Tarefa proposta a ▸
Altera os registos a partir da primeira linha até à linha que contém "540, 513, 554]", inclusive, pondo "nav-divider" em vez de "nav-separator" e mantendo tudo o resto igual.

:::

O Presidente do BCE (Banco Central Europeu), Mario Draghi, veio ao
Conselho de Estado, a 7 de abril, a convite do Chefe de Estado, para expor aos conselheiros
o estado da área do euro bem como as mudanças que ele postula – como se pode
ler no site da Presidência da
República.
Partindo do
facto de, há 500 anos, os navegadores portugueses terem partido “para explorar
águas, muitas vezes, não cartografadas, à procura de novas oportunidades”,
constata que Portugal, “como o resto da Europa”, hoje tem enfrentado “ desafios
consideráveis”, em que ressalta o confronto com “fatores económicos adversos” –
de que há já “visíveis sinais de recuperação”. Todavia, verifica-se que a área
do euro continua afetada por “um crescimento potencial reduzido” e “um desemprego
estrutural elevado.
Depois,
disse ao que vinha: abordar o estado da
recuperação da área do euro, o papel
da política monetária e os passos para o
fortalecimento da área do euro e da UE (União Europeia).
***
A área do
euro recupera a um ritmo moderado, apoiada pelas medidas de “política monetária”
e seu impacto nos “mercados financeiros” e pelos “preços baixos dos produtos
energéticos”. Porém, o investimento permanece fraco, dada a incerteza na
economia mundial e os riscos geopolíticos sentidos pelos investidores.
Também em
Portugal a recuperação ganha terreno: a economia portuguesa regista o ritmo de
crescimento da área do euro e o desemprego apresenta “tendência claramente
descendente”.
No entanto,
os sinais de retoma não devem dar “azo a comprazimento”.
O euro conseguiu “regressar aos níveis de atividade económica registados antes
da crise” apenas no ano passado e países, como Portugal, “ainda não o
conseguiram”. As economias exibem “vulnerabilidades significativas”, a
que é preciso responder rapidamente. Entre elas, avulta o desemprego dos jovens,
que obsta a que “participem plena e significativamente na sociedade”. No caso
de Portugal, cerca de um terço da população ativa jovem continua sem emprego, o
que prejudica seriamente a economia, “porque estes jovens”, “dispostos a
trabalhar” e não encontrando trabalho, “estão a ser impedidos de desenvolver as
suas competências”. Ora, para evitar uma “geração perdida”, torna-se necessário
“agir com rapidez”.
Tudo isto
mostra que a recuperação económica tem de “ser apoiada pelos decisores
políticos”, pela “tomada de medidas decisivas”, devendo todos os intervenientes
“desempenhar o seu papel”. E, assim, as instituições europeias devem cumprir os
objetivos do seu mandato.
O BCE não
hesitou em agir. A fim de “preservar a estabilidade de preços”, adotou “uma orientação
de política monetária acomodatícia sem precedentes” e continuará a fazer o “necessário
para cumprir o seu mandato”. Por conseguinte, a política monetária adotada
desde meados de 2014 está a ter “o impacto pretendido”. As medidas “foram
cruciais na criação de melhores condições de financiamento e na resposta à
fragmentação financeira nos países do euro”. Entre elas, sobressai a baixa significativa
das taxas de juro dos empréstimos para as sociedades não financeiras e para as
famílias. Assim se verifica, segundo Draghi, que “a melhoria das condições de
financiamento das sociedades e das famílias” apoia “a retoma em curso”,
facilita “a criação de emprego” e influencia “as perspetivas quanto à inflação”.

:::

Tarefa proposta b ▸
Segundo o texto, que parte da população ativa jovem de Portugal continua sem emprego?

Dados de elementos e de regiões:

:::

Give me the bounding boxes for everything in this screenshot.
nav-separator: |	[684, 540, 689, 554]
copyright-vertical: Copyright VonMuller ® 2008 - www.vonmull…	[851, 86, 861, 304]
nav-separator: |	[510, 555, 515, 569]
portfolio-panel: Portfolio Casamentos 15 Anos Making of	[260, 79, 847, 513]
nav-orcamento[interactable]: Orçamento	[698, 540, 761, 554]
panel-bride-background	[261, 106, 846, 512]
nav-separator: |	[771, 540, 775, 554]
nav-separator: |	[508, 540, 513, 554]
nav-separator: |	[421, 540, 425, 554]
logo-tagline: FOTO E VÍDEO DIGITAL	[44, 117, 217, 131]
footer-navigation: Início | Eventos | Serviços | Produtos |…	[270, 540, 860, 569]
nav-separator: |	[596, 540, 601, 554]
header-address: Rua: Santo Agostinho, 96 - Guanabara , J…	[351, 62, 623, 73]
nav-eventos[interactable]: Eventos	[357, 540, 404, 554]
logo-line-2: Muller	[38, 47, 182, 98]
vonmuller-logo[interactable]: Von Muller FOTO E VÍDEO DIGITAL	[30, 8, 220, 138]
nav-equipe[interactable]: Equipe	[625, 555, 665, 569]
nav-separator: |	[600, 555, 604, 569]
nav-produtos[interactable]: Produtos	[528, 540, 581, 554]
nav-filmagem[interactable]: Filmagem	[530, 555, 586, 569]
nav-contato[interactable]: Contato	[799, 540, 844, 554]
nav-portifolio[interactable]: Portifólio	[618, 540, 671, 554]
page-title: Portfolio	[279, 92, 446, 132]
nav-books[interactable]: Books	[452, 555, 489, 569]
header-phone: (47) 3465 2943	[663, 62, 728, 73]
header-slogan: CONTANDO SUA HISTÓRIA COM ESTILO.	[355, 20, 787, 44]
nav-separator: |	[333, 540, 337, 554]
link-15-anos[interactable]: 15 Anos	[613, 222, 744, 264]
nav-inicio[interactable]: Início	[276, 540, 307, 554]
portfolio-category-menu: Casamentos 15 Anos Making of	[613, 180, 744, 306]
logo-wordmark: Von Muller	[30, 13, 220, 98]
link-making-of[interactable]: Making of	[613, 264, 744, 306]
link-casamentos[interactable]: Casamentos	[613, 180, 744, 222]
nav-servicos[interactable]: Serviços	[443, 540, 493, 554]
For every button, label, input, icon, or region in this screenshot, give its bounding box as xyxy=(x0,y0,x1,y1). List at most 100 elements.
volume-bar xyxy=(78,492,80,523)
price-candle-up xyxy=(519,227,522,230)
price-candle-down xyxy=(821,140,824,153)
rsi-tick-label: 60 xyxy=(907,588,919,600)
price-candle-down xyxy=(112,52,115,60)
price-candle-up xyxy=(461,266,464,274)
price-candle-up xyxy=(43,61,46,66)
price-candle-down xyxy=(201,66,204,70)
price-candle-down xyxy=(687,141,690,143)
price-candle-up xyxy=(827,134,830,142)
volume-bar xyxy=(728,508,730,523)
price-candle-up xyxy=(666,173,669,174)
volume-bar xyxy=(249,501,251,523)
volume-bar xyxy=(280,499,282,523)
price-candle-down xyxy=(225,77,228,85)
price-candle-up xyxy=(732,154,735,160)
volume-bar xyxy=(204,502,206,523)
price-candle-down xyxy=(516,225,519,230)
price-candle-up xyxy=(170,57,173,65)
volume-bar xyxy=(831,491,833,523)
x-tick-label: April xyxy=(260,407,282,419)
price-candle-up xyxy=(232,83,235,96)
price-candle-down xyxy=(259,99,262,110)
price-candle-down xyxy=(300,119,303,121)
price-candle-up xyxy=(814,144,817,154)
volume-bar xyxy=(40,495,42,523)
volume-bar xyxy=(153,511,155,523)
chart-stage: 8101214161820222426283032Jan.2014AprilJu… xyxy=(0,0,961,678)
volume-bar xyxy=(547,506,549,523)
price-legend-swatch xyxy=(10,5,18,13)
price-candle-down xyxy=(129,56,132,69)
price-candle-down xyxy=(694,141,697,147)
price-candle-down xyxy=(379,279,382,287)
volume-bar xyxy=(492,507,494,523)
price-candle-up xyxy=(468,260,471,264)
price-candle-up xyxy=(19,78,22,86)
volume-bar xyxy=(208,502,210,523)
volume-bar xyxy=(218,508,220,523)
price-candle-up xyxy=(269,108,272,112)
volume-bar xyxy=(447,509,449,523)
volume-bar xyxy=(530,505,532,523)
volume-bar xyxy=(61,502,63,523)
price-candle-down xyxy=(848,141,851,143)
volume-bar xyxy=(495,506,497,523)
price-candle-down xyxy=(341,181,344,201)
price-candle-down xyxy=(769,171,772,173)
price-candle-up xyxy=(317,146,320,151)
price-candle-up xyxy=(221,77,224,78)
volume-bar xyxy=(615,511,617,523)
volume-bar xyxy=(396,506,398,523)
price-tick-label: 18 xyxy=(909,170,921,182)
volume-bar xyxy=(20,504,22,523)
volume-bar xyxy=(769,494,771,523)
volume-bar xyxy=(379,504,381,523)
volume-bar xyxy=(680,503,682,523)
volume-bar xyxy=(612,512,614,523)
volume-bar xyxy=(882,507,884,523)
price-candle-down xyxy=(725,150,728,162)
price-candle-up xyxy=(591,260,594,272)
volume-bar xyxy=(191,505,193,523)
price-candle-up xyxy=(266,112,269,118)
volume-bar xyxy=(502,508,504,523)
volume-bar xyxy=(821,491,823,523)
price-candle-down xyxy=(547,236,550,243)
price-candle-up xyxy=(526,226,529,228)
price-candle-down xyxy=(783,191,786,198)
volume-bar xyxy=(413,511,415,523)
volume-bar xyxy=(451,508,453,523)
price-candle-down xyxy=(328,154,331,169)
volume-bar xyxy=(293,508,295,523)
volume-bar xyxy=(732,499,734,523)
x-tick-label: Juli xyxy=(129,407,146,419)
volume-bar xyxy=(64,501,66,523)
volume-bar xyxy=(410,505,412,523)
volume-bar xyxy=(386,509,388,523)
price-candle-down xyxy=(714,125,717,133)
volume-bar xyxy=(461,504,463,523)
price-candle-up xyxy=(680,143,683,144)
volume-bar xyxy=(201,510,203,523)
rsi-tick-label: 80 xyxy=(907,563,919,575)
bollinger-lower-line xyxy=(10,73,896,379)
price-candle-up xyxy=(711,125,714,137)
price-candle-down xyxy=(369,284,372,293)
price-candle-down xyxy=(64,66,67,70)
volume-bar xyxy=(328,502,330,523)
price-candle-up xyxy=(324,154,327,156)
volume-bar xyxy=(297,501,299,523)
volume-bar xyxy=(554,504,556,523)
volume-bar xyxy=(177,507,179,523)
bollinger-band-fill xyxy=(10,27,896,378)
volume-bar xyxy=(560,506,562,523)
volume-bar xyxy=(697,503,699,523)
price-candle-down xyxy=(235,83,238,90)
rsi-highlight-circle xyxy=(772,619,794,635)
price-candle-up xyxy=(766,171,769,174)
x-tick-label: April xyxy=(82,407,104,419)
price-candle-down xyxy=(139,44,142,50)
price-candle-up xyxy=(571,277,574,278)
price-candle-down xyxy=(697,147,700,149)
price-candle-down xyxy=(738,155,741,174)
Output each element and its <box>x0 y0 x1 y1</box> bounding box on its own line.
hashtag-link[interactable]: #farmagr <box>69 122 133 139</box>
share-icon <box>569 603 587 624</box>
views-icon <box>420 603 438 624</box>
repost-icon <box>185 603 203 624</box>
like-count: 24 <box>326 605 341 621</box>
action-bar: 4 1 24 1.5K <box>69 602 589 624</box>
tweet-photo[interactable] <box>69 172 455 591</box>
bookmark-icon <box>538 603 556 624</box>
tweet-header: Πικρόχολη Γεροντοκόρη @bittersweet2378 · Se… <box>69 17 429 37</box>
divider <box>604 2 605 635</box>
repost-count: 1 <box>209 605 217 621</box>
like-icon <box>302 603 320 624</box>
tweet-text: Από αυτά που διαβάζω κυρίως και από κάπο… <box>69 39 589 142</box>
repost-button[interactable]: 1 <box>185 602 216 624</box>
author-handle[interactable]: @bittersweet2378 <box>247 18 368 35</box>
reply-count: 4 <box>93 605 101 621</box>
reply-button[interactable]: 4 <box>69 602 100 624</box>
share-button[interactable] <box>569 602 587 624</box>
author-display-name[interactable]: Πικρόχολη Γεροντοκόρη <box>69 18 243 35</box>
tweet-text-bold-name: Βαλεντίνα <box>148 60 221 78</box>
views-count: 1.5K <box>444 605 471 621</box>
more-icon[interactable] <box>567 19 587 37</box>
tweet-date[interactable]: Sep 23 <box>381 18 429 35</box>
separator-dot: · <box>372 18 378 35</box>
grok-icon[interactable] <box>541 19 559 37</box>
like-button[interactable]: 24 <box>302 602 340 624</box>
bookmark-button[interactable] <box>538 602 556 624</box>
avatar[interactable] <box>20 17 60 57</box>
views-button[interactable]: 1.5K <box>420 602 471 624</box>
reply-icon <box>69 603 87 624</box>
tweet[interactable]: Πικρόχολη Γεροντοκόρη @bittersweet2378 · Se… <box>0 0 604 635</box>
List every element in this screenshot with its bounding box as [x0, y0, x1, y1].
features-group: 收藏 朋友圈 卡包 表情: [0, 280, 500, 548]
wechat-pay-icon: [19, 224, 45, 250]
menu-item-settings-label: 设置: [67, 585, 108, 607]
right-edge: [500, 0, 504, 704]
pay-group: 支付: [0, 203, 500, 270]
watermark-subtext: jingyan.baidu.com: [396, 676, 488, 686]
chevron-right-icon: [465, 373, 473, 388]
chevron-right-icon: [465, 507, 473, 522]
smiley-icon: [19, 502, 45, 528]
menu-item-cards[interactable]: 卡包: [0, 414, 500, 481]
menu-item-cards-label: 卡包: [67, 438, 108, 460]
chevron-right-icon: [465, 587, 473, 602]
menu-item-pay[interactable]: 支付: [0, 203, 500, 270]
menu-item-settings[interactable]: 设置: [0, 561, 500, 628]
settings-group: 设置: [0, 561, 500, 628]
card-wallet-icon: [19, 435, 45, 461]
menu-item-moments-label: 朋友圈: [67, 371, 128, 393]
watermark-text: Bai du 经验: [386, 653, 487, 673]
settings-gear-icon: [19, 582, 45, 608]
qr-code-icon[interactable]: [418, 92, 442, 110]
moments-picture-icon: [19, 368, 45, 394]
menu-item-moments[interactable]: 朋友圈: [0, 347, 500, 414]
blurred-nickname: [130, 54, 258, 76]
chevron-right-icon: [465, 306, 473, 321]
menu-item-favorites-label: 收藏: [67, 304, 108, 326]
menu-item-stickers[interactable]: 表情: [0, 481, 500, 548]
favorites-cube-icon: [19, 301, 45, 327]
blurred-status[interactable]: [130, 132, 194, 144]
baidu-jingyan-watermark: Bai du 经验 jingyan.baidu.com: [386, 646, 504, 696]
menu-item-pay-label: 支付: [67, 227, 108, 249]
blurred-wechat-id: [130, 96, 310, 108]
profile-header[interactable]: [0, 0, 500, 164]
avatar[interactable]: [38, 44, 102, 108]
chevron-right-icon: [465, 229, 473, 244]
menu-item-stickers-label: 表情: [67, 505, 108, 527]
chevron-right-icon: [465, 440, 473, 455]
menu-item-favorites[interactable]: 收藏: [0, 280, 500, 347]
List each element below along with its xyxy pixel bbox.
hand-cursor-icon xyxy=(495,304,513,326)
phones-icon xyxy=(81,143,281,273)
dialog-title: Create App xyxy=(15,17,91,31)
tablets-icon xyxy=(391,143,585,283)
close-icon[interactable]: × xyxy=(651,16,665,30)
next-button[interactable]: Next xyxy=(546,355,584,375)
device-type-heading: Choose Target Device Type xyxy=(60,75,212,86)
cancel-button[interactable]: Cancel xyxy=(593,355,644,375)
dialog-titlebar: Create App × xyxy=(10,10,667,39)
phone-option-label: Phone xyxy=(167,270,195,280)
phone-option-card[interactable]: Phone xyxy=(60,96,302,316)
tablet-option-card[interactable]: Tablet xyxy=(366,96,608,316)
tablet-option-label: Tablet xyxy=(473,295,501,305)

:::

Resposta correta a ▸
Give me the bounding boxes for everything in this screenshot.
nav-divider: |	[684, 540, 689, 554]
copyright-vertical: Copyright VonMuller ® 2008 - www.vonmull…	[851, 86, 861, 304]
nav-divider: |	[510, 555, 515, 569]
portfolio-panel: Portfolio Casamentos 15 Anos Making of	[260, 79, 847, 513]
nav-orcamento[interactable]: Orçamento	[698, 540, 761, 554]
panel-bride-background	[261, 106, 846, 512]
nav-divider: |	[771, 540, 775, 554]
nav-divider: |	[508, 540, 513, 554]

Resposta correta b ▸
Cerca de um terço.